◆ **The request**
Go through the material and write it all out exactly, minus the pictures.

[Saved entries]
## BEGIN
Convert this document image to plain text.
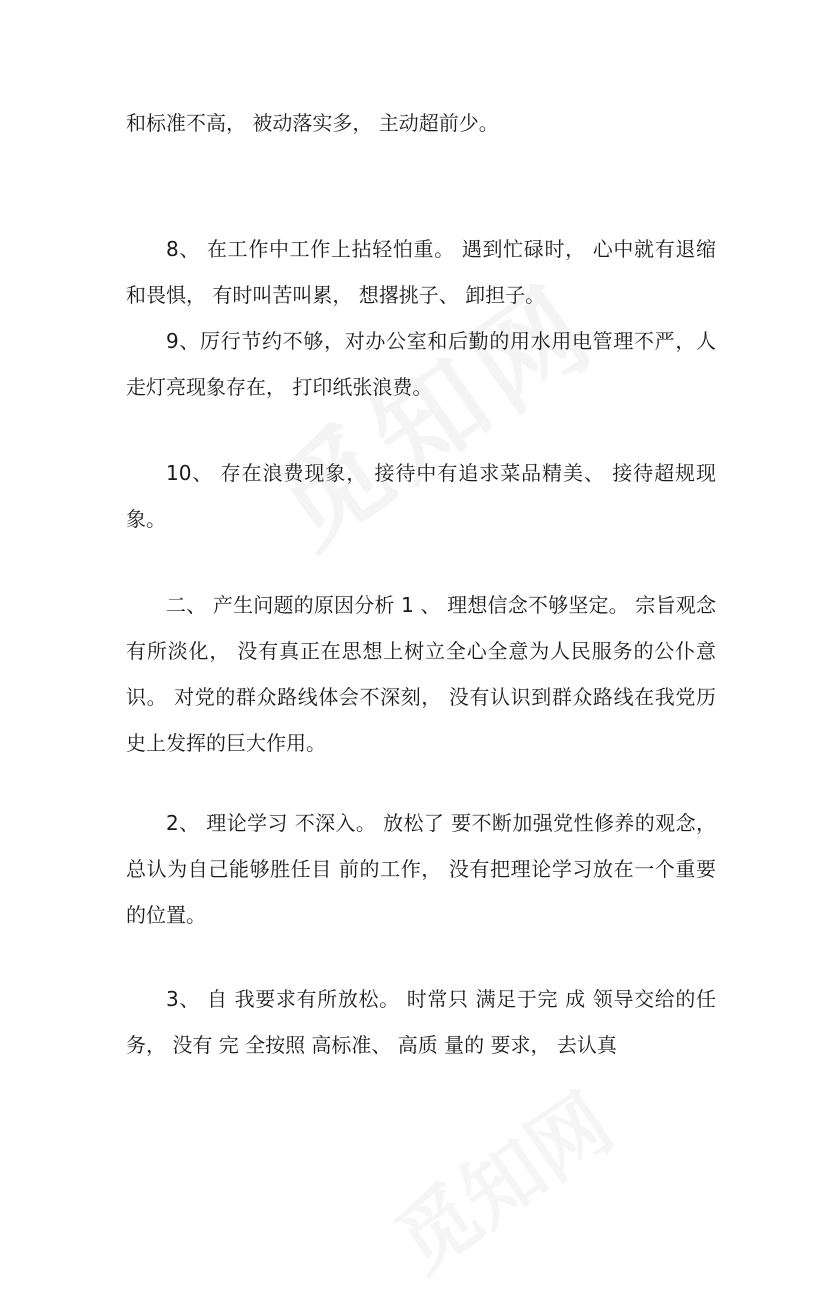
和标准不高， 被动落实多， 主动超前少。

8、 在工作中工作上拈轻怕重。 遇到忙碌时， 心中就有退缩和畏惧， 有时叫苦叫累， 想撂挑子、 卸担子。

9、厉行节约不够，对办公室和后勤的用水用电管理不严，人走灯亮现象存在， 打印纸张浪费。

10、 存在浪费现象， 接待中有追求菜品精美、 接待超规现象。

二、 产生问题的原因分析 1 、 理想信念不够坚定。 宗旨观念有所淡化， 没有真正在思想上树立全心全意为人民服务的公仆意识。 对党的群众路线体会不深刻， 没有认识到群众路线在我党历史上发挥的巨大作用。

2、 理论学习 不深入。 放松了 要不断加强党性修养的观念，总认为自己能够胜任目 前的工作， 没有把理论学习放在一个重要的位置。

3、 自 我要求有所放松。 时常只 满足于完 成 领导交给的任务， 没有 完 全按照 高标准、 高质 量的 要求， 去认真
## END
◆ **The reply**
Convert this document image to plain text.
和标准不高， 被动落实多， 主动超前少。

8、 在工作中工作上拈轻怕重。 遇到忙碌时， 心中就有退缩和畏惧， 有时叫苦叫累， 想撂挑子、 卸担子。

9、厉行节约不够，对办公室和后勤的用水用电管理不严，人走灯亮现象存在， 打印纸张浪费。

10、 存在浪费现象， 接待中有追求菜品精美、 接待超规现象。

二、 产生问题的原因分析 1 、 理想信念不够坚定。 宗旨观念有所淡化， 没有真正在思想上树立全心全意为人民服务的公仆意识。 对党的群众路线体会不深刻， 没有认识到群众路线在我党历史上发挥的巨大作用。

2、 理论学习 不深入。 放松了 要不断加强党性修养的观念，总认为自己能够胜任目 前的工作， 没有把理论学习放在一个重要的位置。

3、 自 我要求有所放松。 时常只 满足于完 成 领导交给的任务， 没有 完 全按照 高标准、 高质 量的 要求， 去认真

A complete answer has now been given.